Do this =>
Read the lines below and count those that have the word "trapézio". Respond with the number only.

Dataset entries:
## Start

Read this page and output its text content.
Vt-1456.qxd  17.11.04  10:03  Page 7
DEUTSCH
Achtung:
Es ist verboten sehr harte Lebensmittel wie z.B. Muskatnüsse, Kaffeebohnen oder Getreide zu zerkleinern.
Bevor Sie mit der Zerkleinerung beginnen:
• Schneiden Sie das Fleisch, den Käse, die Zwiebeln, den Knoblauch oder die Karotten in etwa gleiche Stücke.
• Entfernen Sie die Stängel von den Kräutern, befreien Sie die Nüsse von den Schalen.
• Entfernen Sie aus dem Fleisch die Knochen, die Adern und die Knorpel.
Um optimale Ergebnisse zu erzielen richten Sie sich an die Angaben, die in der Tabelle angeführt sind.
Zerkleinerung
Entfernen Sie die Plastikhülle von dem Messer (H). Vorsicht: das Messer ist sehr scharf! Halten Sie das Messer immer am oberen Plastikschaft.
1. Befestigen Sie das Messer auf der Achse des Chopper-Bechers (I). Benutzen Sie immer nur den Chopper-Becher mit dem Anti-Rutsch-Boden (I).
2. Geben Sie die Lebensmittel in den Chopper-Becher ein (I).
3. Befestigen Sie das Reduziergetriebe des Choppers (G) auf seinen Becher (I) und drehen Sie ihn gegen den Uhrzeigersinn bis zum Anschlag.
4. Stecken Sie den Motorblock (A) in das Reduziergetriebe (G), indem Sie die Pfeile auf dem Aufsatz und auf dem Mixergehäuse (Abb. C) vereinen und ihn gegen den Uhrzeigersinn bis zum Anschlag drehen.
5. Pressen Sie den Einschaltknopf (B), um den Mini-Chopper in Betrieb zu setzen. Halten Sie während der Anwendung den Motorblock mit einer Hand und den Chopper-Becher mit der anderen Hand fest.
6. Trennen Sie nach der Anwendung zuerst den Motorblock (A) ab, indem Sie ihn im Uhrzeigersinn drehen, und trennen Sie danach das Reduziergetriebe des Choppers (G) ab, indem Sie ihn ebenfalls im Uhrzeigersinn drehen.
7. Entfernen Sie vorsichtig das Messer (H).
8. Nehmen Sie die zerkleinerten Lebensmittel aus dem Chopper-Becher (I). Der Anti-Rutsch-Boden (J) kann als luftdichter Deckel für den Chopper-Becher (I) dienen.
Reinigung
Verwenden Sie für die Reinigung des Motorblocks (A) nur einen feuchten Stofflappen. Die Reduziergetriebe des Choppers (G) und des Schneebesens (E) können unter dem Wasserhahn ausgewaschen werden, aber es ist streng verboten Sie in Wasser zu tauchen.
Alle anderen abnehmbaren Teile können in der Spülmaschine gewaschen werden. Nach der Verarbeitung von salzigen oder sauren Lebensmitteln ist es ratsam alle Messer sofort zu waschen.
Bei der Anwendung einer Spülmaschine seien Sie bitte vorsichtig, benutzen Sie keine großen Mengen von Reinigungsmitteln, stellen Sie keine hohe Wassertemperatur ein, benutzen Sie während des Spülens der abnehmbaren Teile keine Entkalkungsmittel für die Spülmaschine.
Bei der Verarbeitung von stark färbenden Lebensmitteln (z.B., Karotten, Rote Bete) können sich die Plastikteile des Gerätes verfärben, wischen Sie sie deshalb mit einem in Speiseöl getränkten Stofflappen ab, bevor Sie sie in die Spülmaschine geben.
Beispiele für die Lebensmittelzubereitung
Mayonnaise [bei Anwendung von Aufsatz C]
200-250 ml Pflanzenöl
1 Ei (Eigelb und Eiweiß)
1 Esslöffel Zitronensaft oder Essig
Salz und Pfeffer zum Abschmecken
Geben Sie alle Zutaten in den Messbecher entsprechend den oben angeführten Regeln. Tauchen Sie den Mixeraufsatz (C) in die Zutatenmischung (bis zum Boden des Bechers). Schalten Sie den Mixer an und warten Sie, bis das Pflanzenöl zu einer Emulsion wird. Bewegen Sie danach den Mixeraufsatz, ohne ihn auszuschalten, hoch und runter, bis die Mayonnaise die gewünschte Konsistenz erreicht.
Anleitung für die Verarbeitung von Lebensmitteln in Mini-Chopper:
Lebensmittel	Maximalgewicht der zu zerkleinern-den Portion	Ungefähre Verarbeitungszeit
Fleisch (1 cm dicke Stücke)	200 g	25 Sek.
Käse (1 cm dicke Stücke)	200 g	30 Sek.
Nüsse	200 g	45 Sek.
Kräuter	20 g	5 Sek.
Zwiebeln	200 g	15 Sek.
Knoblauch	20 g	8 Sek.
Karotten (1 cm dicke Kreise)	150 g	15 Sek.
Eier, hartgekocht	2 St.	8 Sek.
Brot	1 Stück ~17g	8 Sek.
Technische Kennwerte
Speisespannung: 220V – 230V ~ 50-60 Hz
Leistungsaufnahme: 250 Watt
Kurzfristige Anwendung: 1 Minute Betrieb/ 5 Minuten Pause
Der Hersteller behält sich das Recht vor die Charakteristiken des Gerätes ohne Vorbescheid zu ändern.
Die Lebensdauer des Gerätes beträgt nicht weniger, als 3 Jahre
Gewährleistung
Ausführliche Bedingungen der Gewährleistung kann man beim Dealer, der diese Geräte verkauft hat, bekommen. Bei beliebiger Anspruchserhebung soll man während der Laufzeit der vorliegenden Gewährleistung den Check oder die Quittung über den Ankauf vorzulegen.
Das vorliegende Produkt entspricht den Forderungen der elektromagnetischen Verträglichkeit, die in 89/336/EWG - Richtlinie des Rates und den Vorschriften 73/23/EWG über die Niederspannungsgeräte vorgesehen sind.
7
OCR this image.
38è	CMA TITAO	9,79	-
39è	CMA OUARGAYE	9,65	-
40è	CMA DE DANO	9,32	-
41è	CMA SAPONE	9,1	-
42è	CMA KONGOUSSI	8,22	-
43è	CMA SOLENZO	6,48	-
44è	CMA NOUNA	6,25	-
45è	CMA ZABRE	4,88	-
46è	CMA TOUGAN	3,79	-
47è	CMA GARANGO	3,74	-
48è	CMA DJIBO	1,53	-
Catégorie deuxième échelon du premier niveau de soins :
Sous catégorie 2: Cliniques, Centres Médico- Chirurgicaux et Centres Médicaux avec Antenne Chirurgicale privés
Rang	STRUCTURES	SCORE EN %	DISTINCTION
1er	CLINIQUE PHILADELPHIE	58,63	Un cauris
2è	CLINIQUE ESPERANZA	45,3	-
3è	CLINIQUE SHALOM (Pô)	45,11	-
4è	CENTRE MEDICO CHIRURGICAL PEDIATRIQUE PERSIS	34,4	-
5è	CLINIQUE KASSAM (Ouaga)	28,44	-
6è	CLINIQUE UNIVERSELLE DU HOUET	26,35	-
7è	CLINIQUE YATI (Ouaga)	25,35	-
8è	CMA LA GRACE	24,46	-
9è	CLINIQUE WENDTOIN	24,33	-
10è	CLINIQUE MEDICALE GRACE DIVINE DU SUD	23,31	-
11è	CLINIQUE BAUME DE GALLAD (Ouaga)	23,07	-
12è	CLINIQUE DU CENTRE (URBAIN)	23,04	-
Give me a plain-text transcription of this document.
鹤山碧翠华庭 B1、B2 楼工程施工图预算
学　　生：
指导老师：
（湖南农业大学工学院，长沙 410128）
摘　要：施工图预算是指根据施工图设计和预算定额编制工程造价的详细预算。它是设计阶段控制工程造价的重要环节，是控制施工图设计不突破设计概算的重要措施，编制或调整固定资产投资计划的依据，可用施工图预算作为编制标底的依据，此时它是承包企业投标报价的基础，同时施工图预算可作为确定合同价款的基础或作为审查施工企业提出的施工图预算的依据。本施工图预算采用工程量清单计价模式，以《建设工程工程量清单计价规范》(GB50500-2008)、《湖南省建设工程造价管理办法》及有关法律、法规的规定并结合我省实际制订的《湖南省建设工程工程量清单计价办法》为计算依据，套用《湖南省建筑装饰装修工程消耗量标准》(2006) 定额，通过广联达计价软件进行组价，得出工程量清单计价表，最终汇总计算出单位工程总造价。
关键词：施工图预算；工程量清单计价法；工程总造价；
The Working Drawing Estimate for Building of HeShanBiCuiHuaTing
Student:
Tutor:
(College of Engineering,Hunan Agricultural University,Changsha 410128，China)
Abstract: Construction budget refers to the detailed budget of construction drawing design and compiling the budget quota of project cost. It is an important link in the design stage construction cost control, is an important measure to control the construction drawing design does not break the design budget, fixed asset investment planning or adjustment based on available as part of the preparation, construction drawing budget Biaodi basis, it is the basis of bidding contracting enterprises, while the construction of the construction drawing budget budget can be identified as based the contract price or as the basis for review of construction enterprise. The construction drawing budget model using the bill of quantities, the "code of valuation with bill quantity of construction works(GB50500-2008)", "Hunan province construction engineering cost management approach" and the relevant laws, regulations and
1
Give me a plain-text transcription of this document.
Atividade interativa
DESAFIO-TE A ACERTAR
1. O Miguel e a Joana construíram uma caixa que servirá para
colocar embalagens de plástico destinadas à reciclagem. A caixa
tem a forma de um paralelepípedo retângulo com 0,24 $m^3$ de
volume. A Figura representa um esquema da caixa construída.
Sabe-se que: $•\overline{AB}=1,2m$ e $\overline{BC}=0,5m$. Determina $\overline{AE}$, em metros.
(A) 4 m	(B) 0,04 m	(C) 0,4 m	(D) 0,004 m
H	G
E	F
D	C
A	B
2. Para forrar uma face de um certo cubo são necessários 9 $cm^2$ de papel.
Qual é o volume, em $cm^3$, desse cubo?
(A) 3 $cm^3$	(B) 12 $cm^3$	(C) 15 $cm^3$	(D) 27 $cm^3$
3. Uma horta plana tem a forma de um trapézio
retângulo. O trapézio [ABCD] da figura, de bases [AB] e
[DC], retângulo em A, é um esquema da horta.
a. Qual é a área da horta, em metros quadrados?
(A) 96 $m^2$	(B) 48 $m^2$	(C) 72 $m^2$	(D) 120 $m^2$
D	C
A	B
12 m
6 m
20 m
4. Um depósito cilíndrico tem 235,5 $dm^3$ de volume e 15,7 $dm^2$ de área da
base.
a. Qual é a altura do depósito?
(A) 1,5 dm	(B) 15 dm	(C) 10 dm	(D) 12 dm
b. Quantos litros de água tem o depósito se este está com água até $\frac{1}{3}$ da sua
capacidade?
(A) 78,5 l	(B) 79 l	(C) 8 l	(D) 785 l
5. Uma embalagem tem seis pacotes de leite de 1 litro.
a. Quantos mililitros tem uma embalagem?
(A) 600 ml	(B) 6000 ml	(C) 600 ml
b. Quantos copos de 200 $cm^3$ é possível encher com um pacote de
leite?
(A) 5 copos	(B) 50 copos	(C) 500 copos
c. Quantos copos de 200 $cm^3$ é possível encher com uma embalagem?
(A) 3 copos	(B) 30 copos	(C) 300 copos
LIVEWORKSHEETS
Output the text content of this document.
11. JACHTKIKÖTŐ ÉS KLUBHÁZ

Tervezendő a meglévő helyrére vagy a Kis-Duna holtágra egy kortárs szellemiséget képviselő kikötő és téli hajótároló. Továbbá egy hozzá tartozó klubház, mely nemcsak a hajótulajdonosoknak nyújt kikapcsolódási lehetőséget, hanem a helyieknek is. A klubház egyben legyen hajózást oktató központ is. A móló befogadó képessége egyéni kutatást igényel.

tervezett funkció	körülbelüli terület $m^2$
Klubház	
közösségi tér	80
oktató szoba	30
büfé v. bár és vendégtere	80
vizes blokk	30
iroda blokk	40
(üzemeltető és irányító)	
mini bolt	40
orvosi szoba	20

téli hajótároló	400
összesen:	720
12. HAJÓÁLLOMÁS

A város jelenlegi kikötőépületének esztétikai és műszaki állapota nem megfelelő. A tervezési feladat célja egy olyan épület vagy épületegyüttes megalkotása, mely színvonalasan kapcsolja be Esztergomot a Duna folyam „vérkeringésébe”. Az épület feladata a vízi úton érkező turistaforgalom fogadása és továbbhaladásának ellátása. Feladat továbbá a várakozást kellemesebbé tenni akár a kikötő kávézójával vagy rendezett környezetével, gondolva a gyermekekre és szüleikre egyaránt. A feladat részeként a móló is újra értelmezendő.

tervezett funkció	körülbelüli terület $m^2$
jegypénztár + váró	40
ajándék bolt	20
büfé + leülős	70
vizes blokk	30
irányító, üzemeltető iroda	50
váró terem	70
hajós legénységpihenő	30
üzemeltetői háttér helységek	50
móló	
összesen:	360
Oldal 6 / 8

## End

Result for this exercise =>
2